Given instruction:
Pick out the lines below that include the string "vill".
--- START OF Working data ---
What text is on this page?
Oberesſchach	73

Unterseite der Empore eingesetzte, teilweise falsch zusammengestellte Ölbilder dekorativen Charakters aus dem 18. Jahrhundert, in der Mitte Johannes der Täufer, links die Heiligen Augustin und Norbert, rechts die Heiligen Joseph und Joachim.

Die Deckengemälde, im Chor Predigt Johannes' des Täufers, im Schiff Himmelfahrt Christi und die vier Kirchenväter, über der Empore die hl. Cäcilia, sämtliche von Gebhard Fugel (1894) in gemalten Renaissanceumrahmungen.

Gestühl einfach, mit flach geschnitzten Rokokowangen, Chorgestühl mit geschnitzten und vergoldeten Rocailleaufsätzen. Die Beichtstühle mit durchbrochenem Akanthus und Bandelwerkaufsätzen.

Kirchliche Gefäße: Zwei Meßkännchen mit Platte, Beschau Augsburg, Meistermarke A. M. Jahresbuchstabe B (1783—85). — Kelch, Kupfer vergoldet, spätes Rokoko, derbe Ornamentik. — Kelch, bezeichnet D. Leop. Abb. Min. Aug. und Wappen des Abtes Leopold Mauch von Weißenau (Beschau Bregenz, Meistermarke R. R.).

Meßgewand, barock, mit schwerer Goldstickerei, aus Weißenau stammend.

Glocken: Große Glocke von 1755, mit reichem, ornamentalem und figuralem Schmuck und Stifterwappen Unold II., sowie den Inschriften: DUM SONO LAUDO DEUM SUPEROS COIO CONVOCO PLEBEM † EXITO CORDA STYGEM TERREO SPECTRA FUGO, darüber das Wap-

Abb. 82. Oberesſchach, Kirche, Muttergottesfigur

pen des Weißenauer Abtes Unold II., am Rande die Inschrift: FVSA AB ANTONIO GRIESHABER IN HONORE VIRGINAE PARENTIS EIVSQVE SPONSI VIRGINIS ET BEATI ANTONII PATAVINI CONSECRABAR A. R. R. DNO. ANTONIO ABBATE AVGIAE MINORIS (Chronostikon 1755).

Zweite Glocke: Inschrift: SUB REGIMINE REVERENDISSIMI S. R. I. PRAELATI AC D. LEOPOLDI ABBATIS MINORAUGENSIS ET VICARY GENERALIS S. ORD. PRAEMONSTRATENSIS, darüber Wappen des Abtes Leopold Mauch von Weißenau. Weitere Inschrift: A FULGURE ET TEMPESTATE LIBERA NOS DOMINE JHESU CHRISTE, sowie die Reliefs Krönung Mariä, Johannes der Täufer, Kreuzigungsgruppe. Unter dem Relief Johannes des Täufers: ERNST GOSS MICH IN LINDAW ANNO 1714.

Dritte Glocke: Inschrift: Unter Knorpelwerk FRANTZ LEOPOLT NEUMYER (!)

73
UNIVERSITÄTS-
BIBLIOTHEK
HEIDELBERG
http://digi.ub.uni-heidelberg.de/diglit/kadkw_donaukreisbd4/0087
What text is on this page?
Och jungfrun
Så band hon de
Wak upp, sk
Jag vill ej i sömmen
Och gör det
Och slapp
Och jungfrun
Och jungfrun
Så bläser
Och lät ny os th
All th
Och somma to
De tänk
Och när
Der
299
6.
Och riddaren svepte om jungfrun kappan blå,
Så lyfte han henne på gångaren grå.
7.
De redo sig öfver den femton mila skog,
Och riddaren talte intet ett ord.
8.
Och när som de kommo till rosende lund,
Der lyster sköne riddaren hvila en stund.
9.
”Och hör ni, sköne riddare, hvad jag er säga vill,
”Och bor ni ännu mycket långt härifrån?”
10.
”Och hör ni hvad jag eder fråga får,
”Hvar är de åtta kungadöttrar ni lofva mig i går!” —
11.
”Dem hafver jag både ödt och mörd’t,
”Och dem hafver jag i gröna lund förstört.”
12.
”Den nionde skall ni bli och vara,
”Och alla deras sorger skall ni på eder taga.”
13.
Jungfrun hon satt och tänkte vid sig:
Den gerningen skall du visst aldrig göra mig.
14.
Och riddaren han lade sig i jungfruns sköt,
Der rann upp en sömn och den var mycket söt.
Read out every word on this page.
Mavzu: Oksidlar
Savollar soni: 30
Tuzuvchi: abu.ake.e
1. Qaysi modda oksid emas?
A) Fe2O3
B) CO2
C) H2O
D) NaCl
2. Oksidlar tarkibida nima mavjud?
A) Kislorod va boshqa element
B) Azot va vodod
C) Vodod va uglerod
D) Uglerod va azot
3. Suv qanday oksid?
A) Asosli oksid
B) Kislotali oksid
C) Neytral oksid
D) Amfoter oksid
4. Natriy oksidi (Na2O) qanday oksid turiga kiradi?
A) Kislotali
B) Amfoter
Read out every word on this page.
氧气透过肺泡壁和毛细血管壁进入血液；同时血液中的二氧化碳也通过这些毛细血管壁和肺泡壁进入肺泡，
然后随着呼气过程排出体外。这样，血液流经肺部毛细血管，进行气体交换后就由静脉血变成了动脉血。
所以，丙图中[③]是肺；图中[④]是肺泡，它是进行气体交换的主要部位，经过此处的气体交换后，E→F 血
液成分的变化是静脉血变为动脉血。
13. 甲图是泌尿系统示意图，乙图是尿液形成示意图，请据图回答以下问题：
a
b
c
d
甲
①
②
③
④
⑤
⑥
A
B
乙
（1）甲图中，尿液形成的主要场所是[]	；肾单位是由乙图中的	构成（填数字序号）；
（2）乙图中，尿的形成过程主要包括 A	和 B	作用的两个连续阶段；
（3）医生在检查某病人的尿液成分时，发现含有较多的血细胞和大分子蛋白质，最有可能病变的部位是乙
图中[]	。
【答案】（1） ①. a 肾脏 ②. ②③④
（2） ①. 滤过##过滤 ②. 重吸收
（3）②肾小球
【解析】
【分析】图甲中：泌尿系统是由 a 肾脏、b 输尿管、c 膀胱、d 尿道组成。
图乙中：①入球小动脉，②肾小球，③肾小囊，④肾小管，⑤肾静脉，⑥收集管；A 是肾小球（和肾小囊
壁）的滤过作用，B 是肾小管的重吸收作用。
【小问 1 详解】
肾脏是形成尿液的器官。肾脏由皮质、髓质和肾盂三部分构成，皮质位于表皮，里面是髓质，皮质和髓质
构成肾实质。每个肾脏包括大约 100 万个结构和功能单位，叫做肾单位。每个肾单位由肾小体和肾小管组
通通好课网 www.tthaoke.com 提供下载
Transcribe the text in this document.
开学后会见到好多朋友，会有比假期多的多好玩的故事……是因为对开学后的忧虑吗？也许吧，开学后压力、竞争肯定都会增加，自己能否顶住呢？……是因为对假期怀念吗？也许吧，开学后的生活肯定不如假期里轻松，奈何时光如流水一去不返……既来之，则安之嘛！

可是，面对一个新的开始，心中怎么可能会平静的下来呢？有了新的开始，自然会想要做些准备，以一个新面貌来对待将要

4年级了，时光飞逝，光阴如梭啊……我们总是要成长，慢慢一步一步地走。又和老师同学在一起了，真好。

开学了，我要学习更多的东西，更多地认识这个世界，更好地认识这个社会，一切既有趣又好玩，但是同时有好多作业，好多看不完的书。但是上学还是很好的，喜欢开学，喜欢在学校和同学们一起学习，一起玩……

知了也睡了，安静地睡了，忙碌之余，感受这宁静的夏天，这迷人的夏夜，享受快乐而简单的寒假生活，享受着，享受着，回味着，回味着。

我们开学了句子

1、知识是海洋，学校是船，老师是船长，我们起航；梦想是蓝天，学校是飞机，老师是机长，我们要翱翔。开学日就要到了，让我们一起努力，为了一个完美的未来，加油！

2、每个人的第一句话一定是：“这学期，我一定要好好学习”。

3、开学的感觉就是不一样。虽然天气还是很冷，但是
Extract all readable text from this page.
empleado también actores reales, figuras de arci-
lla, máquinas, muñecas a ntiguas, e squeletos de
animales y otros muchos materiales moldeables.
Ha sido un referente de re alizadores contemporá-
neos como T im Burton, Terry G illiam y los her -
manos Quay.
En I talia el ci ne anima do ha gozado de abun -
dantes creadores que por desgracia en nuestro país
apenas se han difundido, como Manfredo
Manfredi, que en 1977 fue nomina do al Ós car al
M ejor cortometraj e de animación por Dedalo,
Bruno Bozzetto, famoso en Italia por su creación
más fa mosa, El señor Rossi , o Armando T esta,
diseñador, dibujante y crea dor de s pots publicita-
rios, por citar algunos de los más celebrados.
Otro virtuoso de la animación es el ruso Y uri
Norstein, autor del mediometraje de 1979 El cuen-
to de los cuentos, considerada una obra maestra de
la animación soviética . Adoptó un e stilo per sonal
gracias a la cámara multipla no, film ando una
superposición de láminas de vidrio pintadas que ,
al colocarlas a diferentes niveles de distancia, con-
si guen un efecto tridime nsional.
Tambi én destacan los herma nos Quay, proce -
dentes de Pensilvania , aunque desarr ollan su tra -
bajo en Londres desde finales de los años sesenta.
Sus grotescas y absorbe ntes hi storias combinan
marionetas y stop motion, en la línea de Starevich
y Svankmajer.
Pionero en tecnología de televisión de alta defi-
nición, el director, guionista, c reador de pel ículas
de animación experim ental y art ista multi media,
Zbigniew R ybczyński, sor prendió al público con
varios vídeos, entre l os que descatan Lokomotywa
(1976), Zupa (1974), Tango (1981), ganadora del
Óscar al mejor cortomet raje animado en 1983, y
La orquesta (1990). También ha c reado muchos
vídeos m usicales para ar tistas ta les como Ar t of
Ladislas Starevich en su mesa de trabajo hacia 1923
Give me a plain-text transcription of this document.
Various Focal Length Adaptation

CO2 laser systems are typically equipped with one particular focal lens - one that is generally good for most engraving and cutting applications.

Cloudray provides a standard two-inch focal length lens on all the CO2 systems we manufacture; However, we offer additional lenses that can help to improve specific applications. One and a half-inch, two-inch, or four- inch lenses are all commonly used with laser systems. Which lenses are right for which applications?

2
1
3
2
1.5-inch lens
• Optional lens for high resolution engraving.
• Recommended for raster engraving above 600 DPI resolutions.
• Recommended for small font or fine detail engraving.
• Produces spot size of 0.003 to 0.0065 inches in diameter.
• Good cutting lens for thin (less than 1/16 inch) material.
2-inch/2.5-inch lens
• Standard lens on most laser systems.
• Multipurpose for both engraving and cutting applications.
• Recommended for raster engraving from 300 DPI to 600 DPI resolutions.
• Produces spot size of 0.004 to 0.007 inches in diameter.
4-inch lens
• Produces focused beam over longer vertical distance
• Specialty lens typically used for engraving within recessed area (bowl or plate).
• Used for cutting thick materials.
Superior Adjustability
--- END OF Working data ---
Response:
Jag vill ej i sömmen
”Och hör ni, sköne riddare, hvad jag er säga vill,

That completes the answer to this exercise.